| What is expected |
Copy the records below exactly, leaving out every picture.

■ ■ ■ ■ ■ ■ ■

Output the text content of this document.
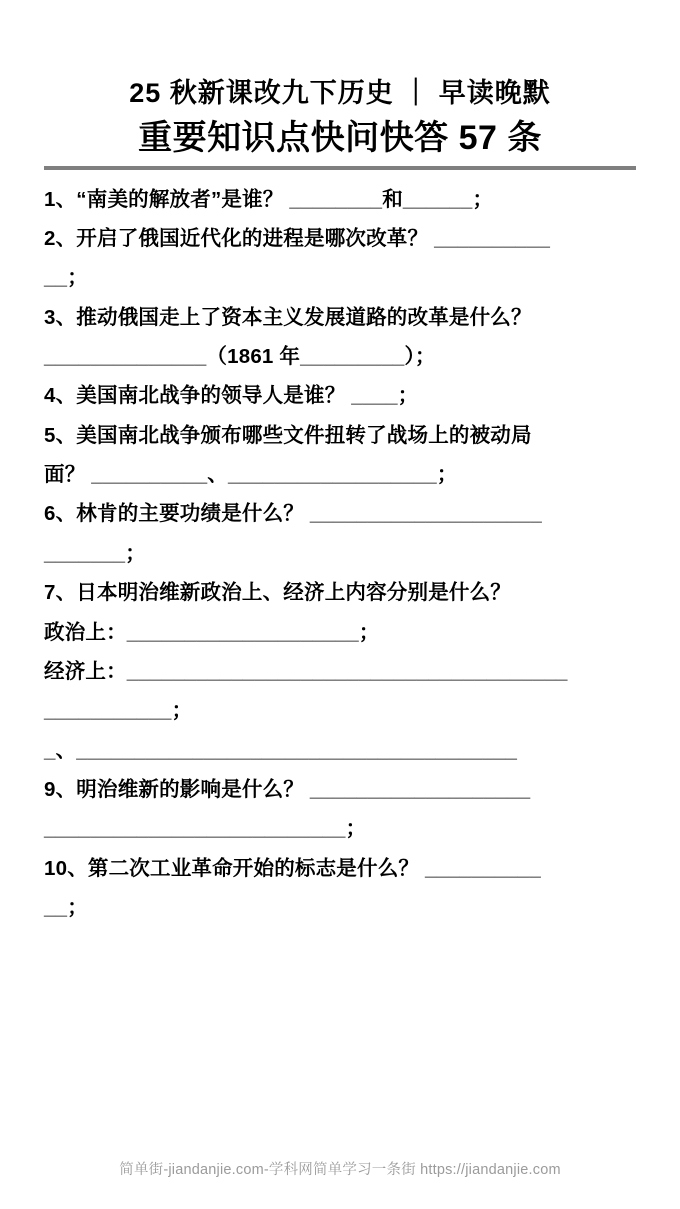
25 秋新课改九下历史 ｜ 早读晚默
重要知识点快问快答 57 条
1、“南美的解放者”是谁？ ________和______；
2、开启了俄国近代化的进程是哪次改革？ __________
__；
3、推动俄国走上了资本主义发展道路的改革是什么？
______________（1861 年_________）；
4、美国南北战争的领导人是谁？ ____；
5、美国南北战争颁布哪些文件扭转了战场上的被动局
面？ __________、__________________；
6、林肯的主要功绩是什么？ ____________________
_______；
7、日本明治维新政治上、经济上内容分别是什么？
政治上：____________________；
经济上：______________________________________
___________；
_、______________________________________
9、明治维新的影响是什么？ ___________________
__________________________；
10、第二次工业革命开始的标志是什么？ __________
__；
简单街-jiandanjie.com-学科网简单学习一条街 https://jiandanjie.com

■ ■ ■ ■ ■ ■ ■

| Correct answer |
Output the text content of this document.
25 秋新课改九下历史 ｜ 早读晚默
重要知识点快问快答 57 条
1、“南美的解放者”是谁？ ________和______；
2、开启了俄国近代化的进程是哪次改革？ __________
__；
3、推动俄国走上了资本主义发展道路的改革是什么？
______________（1861 年_________）；
4、美国南北战争的领导人是谁？ ____；
5、美国南北战争颁布哪些文件扭转了战场上的被动局
面？ __________、__________________；
6、林肯的主要功绩是什么？ ____________________
_______；
7、日本明治维新政治上、经济上内容分别是什么？
政治上：____________________；
经济上：______________________________________
___________；
_、______________________________________
9、明治维新的影响是什么？ ___________________
__________________________；
10、第二次工业革命开始的标志是什么？ __________
__；
简单街-jiandanjie.com-学科网简单学习一条街 https://jiandanjie.com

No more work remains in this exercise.